A line counts if it contains the string "checked"; say how many such lines there are, giving only the number.

(Collected data)
------------------------

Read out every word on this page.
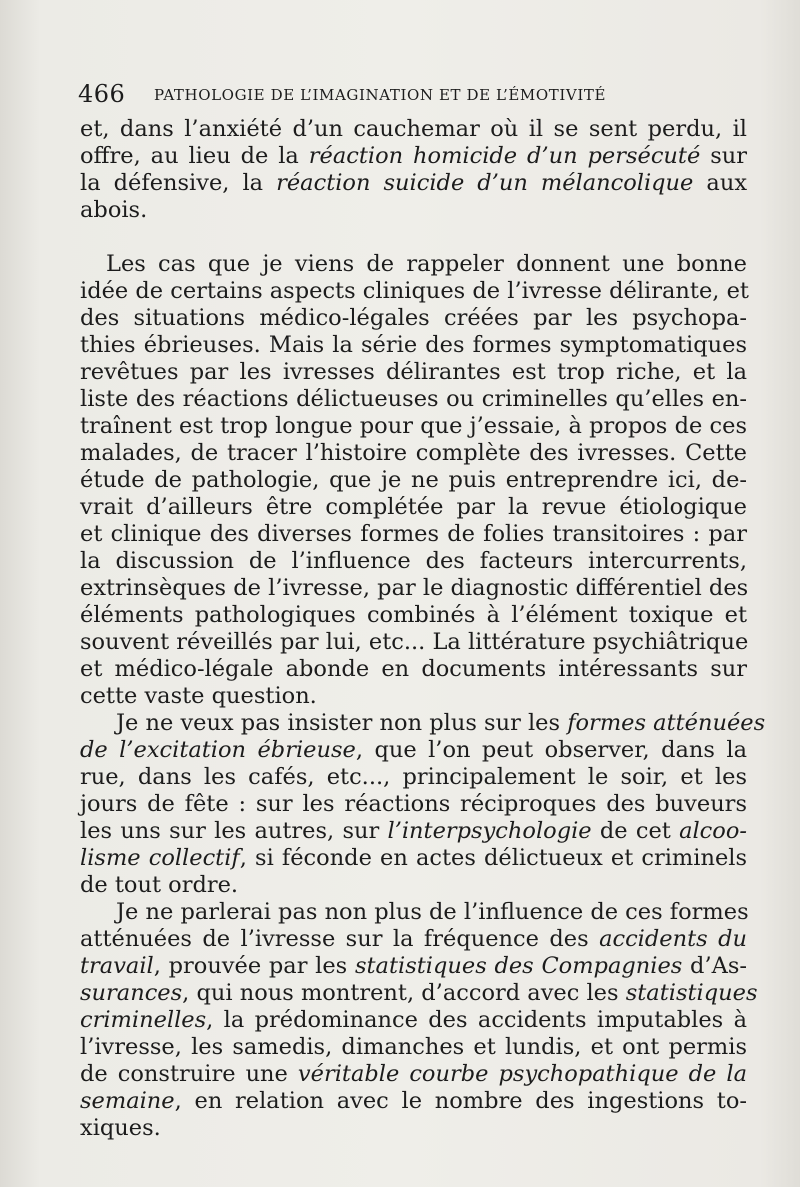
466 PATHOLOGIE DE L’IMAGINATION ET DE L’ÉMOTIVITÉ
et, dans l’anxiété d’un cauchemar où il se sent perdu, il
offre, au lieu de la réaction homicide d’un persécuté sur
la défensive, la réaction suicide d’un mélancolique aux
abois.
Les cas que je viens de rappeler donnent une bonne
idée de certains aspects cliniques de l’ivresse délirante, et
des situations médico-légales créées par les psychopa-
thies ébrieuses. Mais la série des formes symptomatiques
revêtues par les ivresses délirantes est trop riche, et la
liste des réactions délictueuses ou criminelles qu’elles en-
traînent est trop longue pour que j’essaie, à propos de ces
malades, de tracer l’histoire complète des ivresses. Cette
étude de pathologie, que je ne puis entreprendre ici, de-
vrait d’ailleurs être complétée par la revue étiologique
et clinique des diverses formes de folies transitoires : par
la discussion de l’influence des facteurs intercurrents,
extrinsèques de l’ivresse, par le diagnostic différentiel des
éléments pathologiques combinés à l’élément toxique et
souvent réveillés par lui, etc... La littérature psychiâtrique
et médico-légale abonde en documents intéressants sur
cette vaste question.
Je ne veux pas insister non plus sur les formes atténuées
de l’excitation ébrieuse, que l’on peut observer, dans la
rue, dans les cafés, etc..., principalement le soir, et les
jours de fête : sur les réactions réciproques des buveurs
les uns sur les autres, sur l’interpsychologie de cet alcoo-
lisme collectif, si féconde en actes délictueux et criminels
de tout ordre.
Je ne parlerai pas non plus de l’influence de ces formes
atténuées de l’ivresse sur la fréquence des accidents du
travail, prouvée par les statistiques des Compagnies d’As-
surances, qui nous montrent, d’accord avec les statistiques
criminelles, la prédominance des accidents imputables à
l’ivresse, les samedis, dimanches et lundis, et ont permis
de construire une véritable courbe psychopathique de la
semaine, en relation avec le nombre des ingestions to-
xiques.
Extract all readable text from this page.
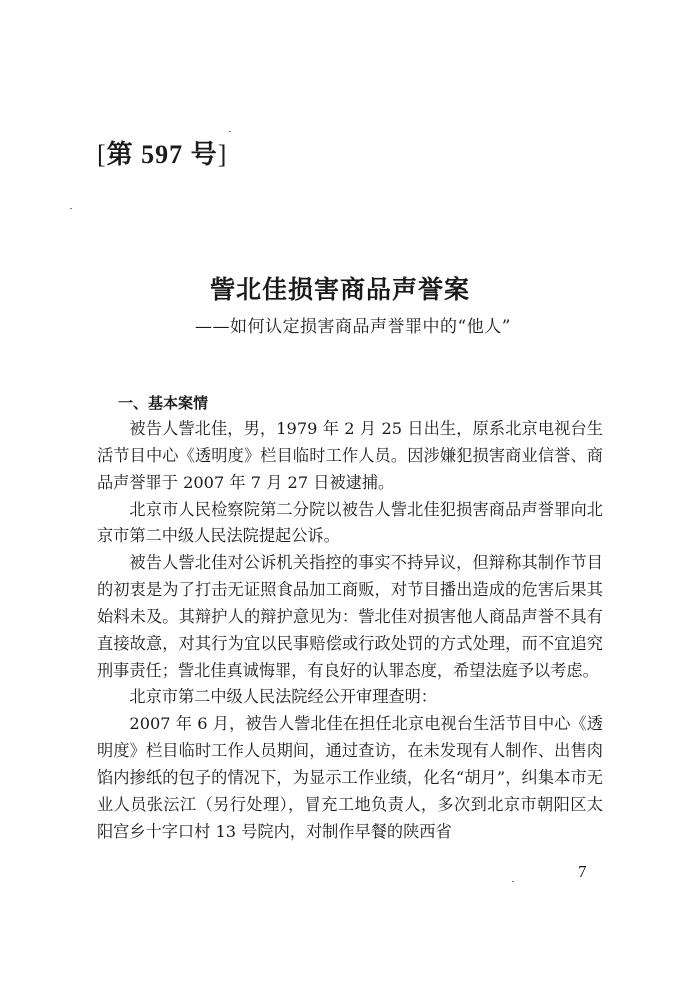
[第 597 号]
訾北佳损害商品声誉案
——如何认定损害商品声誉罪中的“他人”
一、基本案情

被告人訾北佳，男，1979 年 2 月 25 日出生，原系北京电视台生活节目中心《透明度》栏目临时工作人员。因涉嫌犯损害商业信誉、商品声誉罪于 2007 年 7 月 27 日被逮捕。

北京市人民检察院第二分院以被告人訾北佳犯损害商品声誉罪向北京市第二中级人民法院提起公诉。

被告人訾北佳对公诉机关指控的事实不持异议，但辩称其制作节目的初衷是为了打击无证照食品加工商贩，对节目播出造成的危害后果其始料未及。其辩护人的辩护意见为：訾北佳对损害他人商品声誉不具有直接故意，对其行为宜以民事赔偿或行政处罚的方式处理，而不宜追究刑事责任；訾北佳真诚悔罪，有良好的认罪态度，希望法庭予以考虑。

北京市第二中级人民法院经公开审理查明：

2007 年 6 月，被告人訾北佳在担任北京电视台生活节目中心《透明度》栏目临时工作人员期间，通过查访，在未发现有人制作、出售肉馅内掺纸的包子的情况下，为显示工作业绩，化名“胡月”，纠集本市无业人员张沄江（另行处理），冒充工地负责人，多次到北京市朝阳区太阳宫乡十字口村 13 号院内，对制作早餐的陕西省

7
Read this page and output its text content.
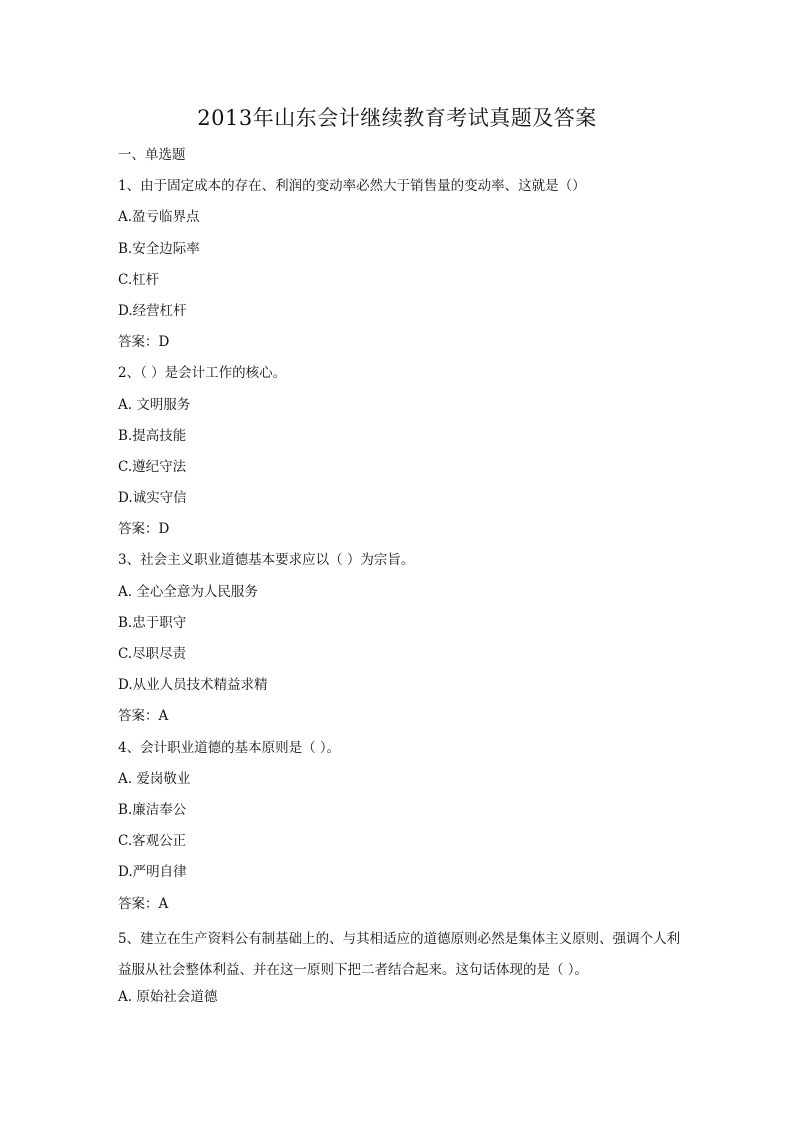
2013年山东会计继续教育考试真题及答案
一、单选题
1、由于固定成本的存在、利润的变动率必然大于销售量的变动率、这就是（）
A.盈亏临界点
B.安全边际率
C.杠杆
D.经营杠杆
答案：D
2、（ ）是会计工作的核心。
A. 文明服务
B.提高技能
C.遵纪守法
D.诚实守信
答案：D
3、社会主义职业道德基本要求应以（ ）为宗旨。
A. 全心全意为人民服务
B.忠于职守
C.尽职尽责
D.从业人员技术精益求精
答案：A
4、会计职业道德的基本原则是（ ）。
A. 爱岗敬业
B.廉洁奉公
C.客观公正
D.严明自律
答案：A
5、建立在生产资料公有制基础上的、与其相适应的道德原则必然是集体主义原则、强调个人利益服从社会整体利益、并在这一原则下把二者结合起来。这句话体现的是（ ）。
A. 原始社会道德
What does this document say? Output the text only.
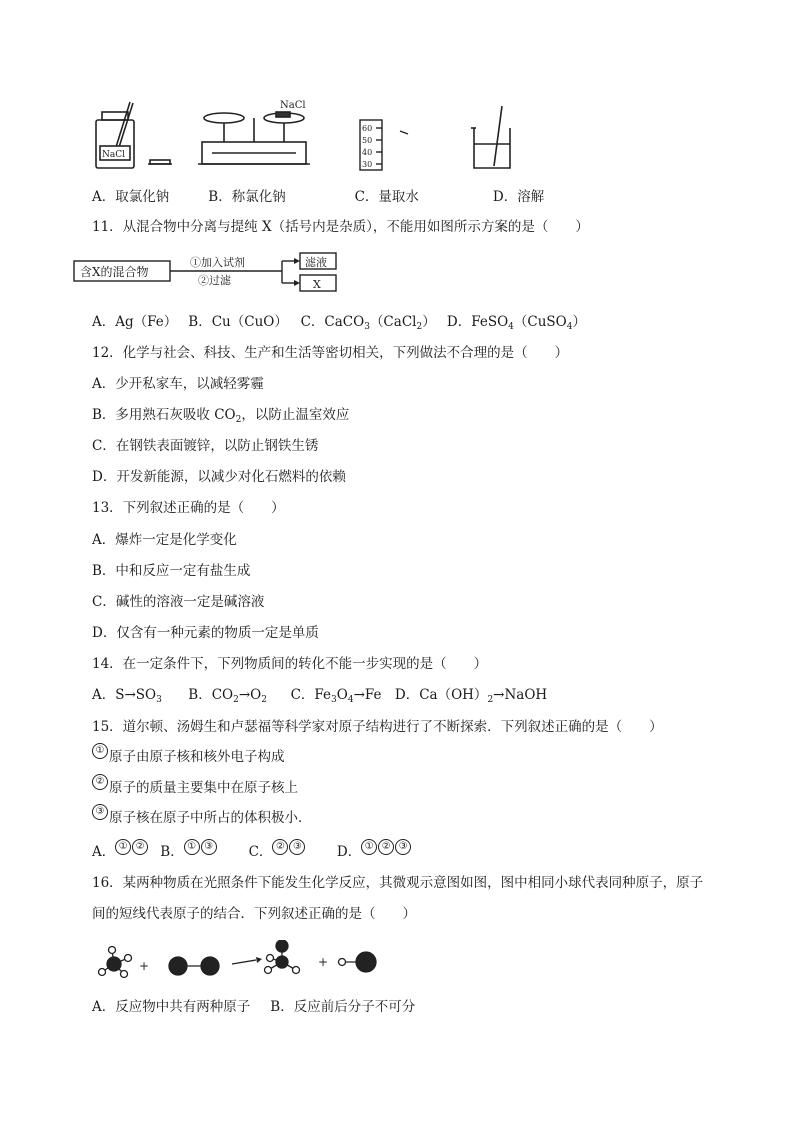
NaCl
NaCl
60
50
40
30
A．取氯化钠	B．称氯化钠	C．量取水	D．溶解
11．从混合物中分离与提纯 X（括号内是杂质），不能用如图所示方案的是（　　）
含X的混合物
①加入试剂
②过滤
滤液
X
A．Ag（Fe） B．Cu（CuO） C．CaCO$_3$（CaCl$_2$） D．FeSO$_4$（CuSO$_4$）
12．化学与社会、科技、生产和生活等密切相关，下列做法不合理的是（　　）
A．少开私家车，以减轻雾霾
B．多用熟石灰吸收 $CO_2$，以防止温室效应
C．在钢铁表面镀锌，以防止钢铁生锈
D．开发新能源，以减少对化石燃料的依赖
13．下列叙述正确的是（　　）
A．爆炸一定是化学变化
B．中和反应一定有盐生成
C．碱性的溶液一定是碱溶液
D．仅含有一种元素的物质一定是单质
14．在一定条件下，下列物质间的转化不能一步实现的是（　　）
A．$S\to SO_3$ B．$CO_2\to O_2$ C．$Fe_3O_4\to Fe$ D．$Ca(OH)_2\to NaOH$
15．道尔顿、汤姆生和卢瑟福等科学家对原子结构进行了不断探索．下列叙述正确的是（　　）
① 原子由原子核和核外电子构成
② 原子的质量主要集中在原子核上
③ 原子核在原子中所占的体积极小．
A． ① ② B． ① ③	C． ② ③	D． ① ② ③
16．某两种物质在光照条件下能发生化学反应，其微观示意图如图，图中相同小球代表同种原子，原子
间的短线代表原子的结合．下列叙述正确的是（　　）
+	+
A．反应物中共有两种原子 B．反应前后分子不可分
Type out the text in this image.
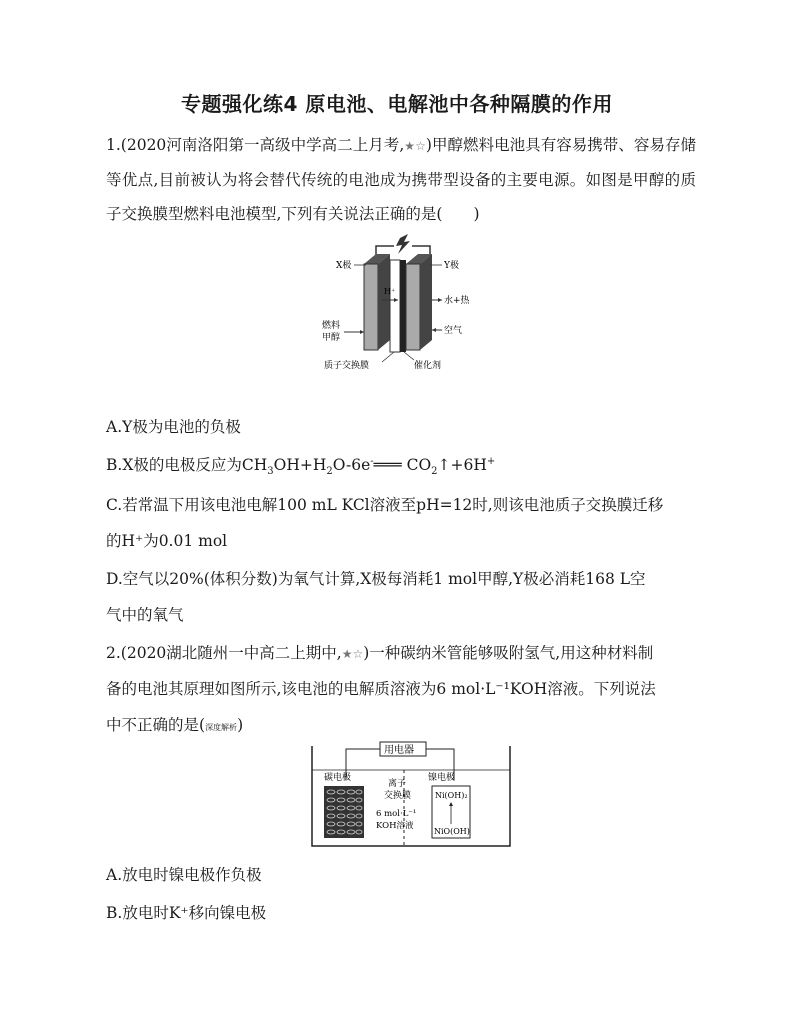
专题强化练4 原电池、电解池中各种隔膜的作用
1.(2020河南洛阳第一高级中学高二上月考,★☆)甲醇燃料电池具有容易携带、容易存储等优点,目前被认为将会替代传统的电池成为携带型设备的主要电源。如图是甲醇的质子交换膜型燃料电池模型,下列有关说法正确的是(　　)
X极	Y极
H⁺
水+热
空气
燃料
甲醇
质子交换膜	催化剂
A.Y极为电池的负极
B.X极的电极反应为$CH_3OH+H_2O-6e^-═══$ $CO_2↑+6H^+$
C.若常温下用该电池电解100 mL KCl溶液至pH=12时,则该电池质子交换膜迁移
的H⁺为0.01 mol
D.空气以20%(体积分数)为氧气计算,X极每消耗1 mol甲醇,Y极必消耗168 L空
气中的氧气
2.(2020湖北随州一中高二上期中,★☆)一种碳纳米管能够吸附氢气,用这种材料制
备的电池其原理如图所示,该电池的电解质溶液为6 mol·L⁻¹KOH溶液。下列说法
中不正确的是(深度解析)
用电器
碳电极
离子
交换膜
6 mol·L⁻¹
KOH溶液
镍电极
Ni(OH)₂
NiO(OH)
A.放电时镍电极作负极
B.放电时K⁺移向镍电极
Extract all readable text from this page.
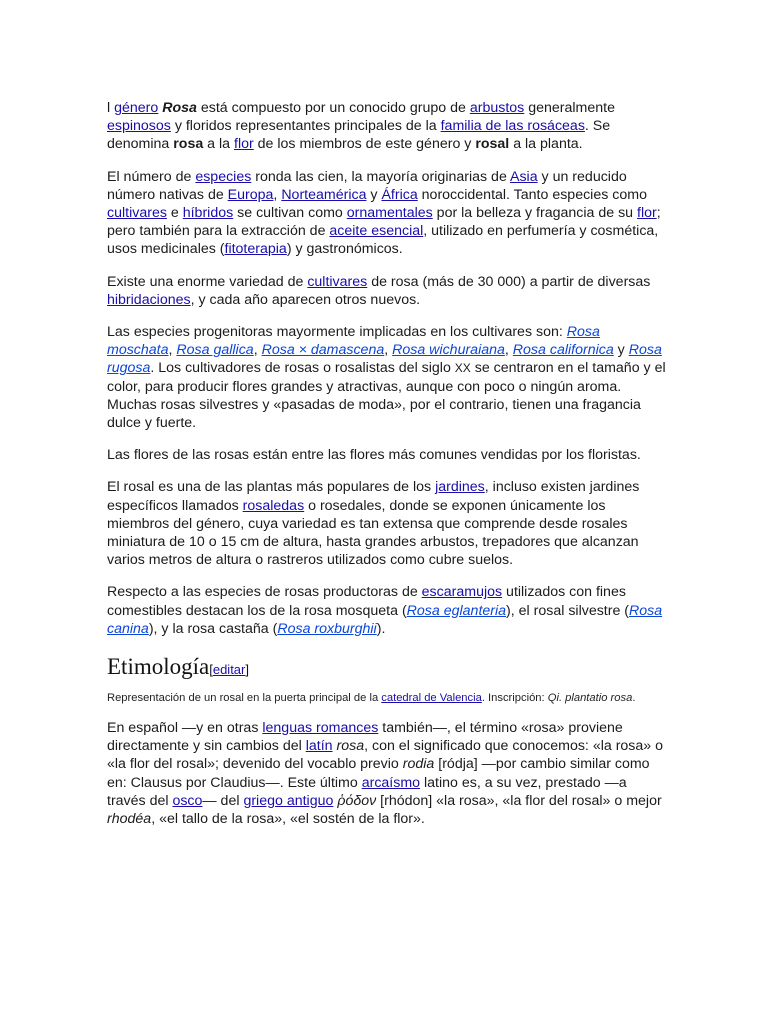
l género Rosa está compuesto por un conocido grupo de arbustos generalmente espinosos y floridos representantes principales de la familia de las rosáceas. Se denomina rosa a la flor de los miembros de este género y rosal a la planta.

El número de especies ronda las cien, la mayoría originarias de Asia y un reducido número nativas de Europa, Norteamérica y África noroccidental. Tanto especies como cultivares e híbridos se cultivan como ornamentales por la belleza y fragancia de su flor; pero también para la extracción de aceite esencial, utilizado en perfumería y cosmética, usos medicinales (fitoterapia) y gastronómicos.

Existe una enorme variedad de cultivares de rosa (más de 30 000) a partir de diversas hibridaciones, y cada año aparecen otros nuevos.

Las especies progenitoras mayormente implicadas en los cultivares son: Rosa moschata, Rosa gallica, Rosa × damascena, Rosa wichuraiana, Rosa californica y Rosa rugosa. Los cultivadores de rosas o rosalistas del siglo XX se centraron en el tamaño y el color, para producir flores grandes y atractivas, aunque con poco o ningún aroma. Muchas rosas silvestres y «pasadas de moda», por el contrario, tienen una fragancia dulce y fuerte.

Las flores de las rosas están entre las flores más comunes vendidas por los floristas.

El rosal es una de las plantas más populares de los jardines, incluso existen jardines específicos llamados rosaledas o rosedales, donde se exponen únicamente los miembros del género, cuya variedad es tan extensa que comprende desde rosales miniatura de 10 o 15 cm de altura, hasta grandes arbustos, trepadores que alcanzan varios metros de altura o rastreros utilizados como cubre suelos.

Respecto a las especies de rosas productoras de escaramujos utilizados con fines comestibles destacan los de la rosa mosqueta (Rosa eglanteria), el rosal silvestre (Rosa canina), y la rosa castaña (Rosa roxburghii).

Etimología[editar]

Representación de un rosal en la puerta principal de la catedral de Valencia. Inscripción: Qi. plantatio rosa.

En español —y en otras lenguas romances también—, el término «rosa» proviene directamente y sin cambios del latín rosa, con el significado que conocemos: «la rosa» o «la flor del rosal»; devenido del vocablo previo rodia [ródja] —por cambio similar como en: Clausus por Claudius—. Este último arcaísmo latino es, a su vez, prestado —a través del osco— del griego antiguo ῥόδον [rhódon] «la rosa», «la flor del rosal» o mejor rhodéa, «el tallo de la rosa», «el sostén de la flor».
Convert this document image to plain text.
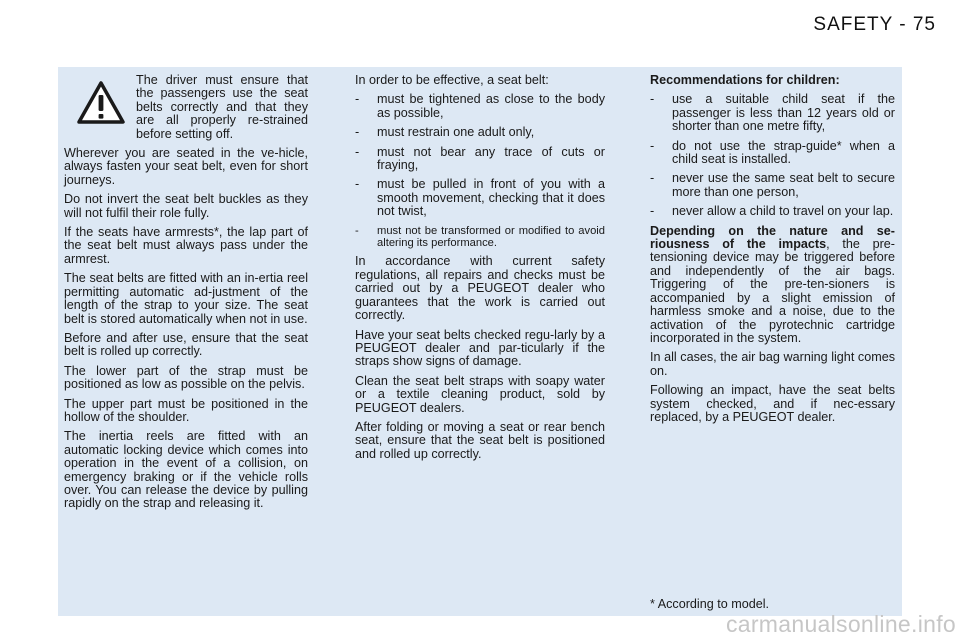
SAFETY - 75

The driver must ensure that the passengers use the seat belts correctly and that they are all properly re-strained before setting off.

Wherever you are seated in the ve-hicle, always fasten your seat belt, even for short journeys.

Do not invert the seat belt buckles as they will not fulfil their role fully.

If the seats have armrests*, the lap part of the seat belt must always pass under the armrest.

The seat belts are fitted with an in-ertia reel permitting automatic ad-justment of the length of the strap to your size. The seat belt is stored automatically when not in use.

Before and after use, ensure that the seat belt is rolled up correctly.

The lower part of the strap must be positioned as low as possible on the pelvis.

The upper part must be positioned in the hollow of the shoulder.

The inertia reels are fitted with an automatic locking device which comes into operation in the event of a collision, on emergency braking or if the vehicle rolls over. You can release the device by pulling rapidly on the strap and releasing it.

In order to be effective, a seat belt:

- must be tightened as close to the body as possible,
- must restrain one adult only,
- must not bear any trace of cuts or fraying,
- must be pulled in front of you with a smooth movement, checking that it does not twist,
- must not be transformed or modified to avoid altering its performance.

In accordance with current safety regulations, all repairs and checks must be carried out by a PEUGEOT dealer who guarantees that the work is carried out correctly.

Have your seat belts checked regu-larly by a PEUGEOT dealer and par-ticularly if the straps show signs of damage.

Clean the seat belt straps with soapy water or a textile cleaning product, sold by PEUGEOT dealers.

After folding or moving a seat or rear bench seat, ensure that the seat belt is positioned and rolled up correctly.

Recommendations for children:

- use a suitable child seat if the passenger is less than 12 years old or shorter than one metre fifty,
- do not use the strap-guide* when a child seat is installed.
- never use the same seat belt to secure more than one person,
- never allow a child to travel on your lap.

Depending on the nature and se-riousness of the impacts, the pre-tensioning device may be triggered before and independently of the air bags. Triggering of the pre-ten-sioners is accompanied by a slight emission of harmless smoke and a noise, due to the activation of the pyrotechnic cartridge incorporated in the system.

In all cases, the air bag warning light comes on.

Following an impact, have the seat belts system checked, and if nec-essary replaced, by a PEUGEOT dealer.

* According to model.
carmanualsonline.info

------------------------

→ **TASK RESULT**
2